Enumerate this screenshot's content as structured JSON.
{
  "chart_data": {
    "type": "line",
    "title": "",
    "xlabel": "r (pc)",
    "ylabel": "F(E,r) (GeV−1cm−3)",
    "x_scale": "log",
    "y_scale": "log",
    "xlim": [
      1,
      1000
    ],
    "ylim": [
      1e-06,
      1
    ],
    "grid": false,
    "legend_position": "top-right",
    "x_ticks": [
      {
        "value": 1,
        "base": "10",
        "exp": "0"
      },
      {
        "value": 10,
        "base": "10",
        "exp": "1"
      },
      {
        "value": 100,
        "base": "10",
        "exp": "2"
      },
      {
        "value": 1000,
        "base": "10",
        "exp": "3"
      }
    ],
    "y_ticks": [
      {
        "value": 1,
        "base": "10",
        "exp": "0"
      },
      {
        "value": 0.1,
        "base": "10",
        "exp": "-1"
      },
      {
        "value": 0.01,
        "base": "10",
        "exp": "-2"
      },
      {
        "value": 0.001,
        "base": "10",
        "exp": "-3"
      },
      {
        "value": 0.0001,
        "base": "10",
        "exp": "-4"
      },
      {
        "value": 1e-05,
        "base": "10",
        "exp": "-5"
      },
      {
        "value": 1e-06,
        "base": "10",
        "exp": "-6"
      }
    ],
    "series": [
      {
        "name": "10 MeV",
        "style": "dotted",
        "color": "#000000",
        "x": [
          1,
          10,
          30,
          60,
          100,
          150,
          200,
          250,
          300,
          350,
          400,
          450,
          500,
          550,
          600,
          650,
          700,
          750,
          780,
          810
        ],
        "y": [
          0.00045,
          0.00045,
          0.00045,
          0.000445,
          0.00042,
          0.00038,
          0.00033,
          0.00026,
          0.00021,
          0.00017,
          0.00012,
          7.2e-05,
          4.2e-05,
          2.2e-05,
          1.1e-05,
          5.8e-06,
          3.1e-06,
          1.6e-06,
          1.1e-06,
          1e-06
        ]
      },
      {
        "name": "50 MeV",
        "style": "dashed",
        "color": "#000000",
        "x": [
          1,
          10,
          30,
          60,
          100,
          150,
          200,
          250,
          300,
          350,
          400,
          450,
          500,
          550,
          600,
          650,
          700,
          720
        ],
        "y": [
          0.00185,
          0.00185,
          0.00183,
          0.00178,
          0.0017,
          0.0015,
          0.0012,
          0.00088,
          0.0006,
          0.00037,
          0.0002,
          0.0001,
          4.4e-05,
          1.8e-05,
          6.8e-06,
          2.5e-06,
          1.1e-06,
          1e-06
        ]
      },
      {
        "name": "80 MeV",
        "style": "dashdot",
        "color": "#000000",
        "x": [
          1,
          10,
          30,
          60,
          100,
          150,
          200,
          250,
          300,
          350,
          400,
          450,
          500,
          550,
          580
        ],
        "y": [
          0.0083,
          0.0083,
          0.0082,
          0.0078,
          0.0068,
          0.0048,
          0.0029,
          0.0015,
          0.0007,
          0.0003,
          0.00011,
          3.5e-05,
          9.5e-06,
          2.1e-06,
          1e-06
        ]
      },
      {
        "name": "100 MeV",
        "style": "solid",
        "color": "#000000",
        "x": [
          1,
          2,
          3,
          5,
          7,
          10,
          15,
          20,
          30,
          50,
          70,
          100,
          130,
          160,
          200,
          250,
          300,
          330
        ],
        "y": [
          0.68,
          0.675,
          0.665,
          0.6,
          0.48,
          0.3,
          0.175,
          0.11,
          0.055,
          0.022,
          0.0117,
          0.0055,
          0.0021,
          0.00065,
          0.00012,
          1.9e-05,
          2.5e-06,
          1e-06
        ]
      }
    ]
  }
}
---
* [AIM] Write the data back out verbatim.

* [SOLUTION TO THIS PROBLEM]
Enumerate this screenshot's content as structured JSON.
{
  "chart_data": {
    "type": "line",
    "title": "",
    "xlabel": "r (pc)",
    "ylabel": "F(E,r) (GeV−1cm−3)",
    "x_scale": "log",
    "y_scale": "log",
    "xlim": [
      1,
      1000
    ],
    "ylim": [
      1e-06,
      1
    ],
    "grid": false,
    "legend_position": "top-right",
    "x_ticks": [
      {
        "value": 1,
        "base": "10",
        "exp": "0"
      },
      {
        "value": 10,
        "base": "10",
        "exp": "1"
      },
      {
        "value": 100,
        "base": "10",
        "exp": "2"
      },
      {
        "value": 1000,
        "base": "10",
        "exp": "3"
      }
    ],
    "y_ticks": [
      {
        "value": 1,
        "base": "10",
        "exp": "0"
      },
      {
        "value": 0.1,
        "base": "10",
        "exp": "-1"
      },
      {
        "value": 0.01,
        "base": "10",
        "exp": "-2"
      },
      {
        "value": 0.001,
        "base": "10",
        "exp": "-3"
      },
      {
        "value": 0.0001,
        "base": "10",
        "exp": "-4"
      },
      {
        "value": 1e-05,
        "base": "10",
        "exp": "-5"
      },
      {
        "value": 1e-06,
        "base": "10",
        "exp": "-6"
      }
    ],
    "series": [
      {
        "name": "10 MeV",
        "style": "dotted",
        "color": "#000000",
        "x": [
          1,
          10,
          30,
          60,
          100,
          150,
          200,
          250,
          300,
          350,
          400,
          450,
          500,
          550,
          600,
          650,
          700,
          750,
          780,
          810
        ],
        "y": [
          0.00045,
          0.00045,
          0.00045,
          0.000445,
          0.00042,
          0.00038,
          0.00033,
          0.00026,
          0.00021,
          0.00017,
          0.00012,
          7.2e-05,
          4.2e-05,
          2.2e-05,
          1.1e-05,
          5.8e-06,
          3.1e-06,
          1.6e-06,
          1.1e-06,
          1e-06
        ]
      },
      {
        "name": "50 MeV",
        "style": "dashed",
        "color": "#000000",
        "x": [
          1,
          10,
          30,
          60,
          100,
          150,
          200,
          250,
          300,
          350,
          400,
          450,
          500,
          550,
          600,
          650,
          700,
          720
        ],
        "y": [
          0.00185,
          0.00185,
          0.00183,
          0.00178,
          0.0017,
          0.0015,
          0.0012,
          0.00088,
          0.0006,
          0.00037,
          0.0002,
          0.0001,
          4.4e-05,
          1.8e-05,
          6.8e-06,
          2.5e-06,
          1.1e-06,
          1e-06
        ]
      },
      {
        "name": "80 MeV",
        "style": "dashdot",
        "color": "#000000",
        "x": [
          1,
          10,
          30,
          60,
          100,
          150,
          200,
          250,
          300,
          350,
          400,
          450,
          500,
          550,
          580
        ],
        "y": [
          0.0083,
          0.0083,
          0.0082,
          0.0078,
          0.0068,
          0.0048,
          0.0029,
          0.0015,
          0.0007,
          0.0003,
          0.00011,
          3.5e-05,
          9.5e-06,
          2.1e-06,
          1e-06
        ]
      },
      {
        "name": "100 MeV",
        "style": "solid",
        "color": "#000000",
        "x": [
          1,
          2,
          3,
          5,
          7,
          10,
          15,
          20,
          30,
          50,
          70,
          100,
          130,
          160,
          200,
          250,
          300,
          330
        ],
        "y": [
          0.68,
          0.675,
          0.665,
          0.6,
          0.48,
          0.3,
          0.175,
          0.11,
          0.055,
          0.022,
          0.0117,
          0.0055,
          0.0021,
          0.00065,
          0.00012,
          1.9e-05,
          2.5e-06,
          1e-06
        ]
      }
    ]
  }
}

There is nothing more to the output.